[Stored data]
▶
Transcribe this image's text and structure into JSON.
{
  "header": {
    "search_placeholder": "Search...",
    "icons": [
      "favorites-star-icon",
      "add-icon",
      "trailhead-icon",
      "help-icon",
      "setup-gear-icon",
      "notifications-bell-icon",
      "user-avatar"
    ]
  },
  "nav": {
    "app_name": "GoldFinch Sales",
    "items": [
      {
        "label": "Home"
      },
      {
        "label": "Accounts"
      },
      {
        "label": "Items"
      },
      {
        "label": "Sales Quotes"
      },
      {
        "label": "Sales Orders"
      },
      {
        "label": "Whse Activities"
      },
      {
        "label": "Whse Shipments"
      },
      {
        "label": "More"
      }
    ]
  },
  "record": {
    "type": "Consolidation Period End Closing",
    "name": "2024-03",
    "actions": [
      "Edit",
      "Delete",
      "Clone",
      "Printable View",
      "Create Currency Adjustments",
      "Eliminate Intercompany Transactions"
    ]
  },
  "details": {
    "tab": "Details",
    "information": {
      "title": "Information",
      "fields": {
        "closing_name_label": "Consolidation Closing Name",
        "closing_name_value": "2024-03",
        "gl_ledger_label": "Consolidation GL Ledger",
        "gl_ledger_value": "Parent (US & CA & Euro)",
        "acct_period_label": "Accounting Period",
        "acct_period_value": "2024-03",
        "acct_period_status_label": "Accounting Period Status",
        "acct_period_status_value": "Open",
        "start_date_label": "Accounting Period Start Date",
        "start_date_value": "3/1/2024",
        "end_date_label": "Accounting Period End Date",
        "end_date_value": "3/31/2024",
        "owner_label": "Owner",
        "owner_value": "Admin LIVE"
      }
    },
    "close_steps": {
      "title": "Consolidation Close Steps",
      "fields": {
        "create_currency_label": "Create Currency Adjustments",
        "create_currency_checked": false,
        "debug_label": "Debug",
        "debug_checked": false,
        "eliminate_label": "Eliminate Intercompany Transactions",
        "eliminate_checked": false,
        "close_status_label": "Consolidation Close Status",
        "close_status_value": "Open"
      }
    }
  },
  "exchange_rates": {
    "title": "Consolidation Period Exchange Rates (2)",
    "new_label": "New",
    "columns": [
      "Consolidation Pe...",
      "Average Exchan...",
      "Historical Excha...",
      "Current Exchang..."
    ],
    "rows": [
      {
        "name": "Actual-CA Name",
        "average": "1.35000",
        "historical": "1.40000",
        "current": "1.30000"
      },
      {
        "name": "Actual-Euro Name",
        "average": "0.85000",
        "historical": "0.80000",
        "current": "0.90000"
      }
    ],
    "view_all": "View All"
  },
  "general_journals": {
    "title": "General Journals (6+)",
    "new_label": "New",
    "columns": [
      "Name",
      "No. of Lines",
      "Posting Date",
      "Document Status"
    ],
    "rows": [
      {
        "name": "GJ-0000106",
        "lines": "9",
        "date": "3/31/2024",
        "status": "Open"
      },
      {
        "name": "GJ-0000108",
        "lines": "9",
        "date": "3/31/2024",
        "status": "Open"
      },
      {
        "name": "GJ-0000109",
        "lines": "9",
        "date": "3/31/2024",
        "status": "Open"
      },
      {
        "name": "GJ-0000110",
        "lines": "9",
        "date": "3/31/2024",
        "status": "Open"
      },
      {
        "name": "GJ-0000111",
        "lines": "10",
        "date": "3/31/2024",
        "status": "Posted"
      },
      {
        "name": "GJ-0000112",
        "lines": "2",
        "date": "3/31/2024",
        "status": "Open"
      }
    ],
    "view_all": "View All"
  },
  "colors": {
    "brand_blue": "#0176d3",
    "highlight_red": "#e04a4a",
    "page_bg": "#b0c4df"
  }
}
◀
● Stated goal
Output the whole listing above again, word for word.

● Answer to the problem
Transcribe this image's text and structure into JSON.
{
  "header": {
    "search_placeholder": "Search...",
    "icons": [
      "favorites-star-icon",
      "add-icon",
      "trailhead-icon",
      "help-icon",
      "setup-gear-icon",
      "notifications-bell-icon",
      "user-avatar"
    ]
  },
  "nav": {
    "app_name": "GoldFinch Sales",
    "items": [
      {
        "label": "Home"
      },
      {
        "label": "Accounts"
      },
      {
        "label": "Items"
      },
      {
        "label": "Sales Quotes"
      },
      {
        "label": "Sales Orders"
      },
      {
        "label": "Whse Activities"
      },
      {
        "label": "Whse Shipments"
      },
      {
        "label": "More"
      }
    ]
  },
  "record": {
    "type": "Consolidation Period End Closing",
    "name": "2024-03",
    "actions": [
      "Edit",
      "Delete",
      "Clone",
      "Printable View",
      "Create Currency Adjustments",
      "Eliminate Intercompany Transactions"
    ]
  },
  "details": {
    "tab": "Details",
    "information": {
      "title": "Information",
      "fields": {
        "closing_name_label": "Consolidation Closing Name",
        "closing_name_value": "2024-03",
        "gl_ledger_label": "Consolidation GL Ledger",
        "gl_ledger_value": "Parent (US & CA & Euro)",
        "acct_period_label": "Accounting Period",
        "acct_period_value": "2024-03",
        "acct_period_status_label": "Accounting Period Status",
        "acct_period_status_value": "Open",
        "start_date_label": "Accounting Period Start Date",
        "start_date_value": "3/1/2024",
        "end_date_label": "Accounting Period End Date",
        "end_date_value": "3/31/2024",
        "owner_label": "Owner",
        "owner_value": "Admin LIVE"
      }
    },
    "close_steps": {
      "title": "Consolidation Close Steps",
      "fields": {
        "create_currency_label": "Create Currency Adjustments",
        "create_currency_checked": false,
        "debug_label": "Debug",
        "debug_checked": false,
        "eliminate_label": "Eliminate Intercompany Transactions",
        "eliminate_checked": false,
        "close_status_label": "Consolidation Close Status",
        "close_status_value": "Open"
      }
    }
  },
  "exchange_rates": {
    "title": "Consolidation Period Exchange Rates (2)",
    "new_label": "New",
    "columns": [
      "Consolidation Pe...",
      "Average Exchan...",
      "Historical Excha...",
      "Current Exchang..."
    ],
    "rows": [
      {
        "name": "Actual-CA Name",
        "average": "1.35000",
        "historical": "1.40000",
        "current": "1.30000"
      },
      {
        "name": "Actual-Euro Name",
        "average": "0.85000",
        "historical": "0.80000",
        "current": "0.90000"
      }
    ],
    "view_all": "View All"
  },
  "general_journals": {
    "title": "General Journals (6+)",
    "new_label": "New",
    "columns": [
      "Name",
      "No. of Lines",
      "Posting Date",
      "Document Status"
    ],
    "rows": [
      {
        "name": "GJ-0000106",
        "lines": "9",
        "date": "3/31/2024",
        "status": "Open"
      },
      {
        "name": "GJ-0000108",
        "lines": "9",
        "date": "3/31/2024",
        "status": "Open"
      },
      {
        "name": "GJ-0000109",
        "lines": "9",
        "date": "3/31/2024",
        "status": "Open"
      },
      {
        "name": "GJ-0000110",
        "lines": "9",
        "date": "3/31/2024",
        "status": "Open"
      },
      {
        "name": "GJ-0000111",
        "lines": "10",
        "date": "3/31/2024",
        "status": "Posted"
      },
      {
        "name": "GJ-0000112",
        "lines": "2",
        "date": "3/31/2024",
        "status": "Open"
      }
    ],
    "view_all": "View All"
  },
  "colors": {
    "brand_blue": "#0176d3",
    "highlight_red": "#e04a4a",
    "page_bg": "#b0c4df"
  }
}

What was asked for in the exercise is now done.